- **WHAT TO WORK ON**
Spot every line with the word "것입니다" and return it.

- **DATA LINES**
****************************************

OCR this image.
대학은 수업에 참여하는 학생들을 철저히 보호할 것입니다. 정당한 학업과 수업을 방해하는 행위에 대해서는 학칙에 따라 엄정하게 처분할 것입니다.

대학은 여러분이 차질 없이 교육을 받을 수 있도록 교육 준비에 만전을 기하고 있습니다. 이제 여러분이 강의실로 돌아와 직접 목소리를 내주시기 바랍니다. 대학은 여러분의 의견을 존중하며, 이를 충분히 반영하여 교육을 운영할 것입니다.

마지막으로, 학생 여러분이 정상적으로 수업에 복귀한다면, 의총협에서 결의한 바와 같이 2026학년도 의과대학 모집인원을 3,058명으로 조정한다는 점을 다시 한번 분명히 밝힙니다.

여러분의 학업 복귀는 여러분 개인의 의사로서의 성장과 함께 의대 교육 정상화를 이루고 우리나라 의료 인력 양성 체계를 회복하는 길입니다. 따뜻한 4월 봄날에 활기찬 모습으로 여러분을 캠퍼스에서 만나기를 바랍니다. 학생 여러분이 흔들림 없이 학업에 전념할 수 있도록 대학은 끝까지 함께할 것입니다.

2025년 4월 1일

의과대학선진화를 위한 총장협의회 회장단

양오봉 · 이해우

****************************************

- **FINISHED ANSWER**
대학은 수업에 참여하는 학생들을 철저히 보호할 것입니다. 정당한 학업과 수업을 방해하는 행위에 대해서는 학칙에 따라 엄정하게 처분할 것입니다.
대학은 여러분이 차질 없이 교육을 받을 수 있도록 교육 준비에 만전을 기하고 있습니다. 이제 여러분이 강의실로 돌아와 직접 목소리를 내주시기 바랍니다. 대학은 여러분의 의견을 존중하며, 이를 충분히 반영하여 교육을 운영할 것입니다.
여러분의 학업 복귀는 여러분 개인의 의사로서의 성장과 함께 의대 교육 정상화를 이루고 우리나라 의료 인력 양성 체계를 회복하는 길입니다. 따뜻한 4월 봄날에 활기찬 모습으로 여러분을 캠퍼스에서 만나기를 바랍니다. 학생 여러분이 흔들림 없이 학업에 전념할 수 있도록 대학은 끝까지 함께할 것입니다.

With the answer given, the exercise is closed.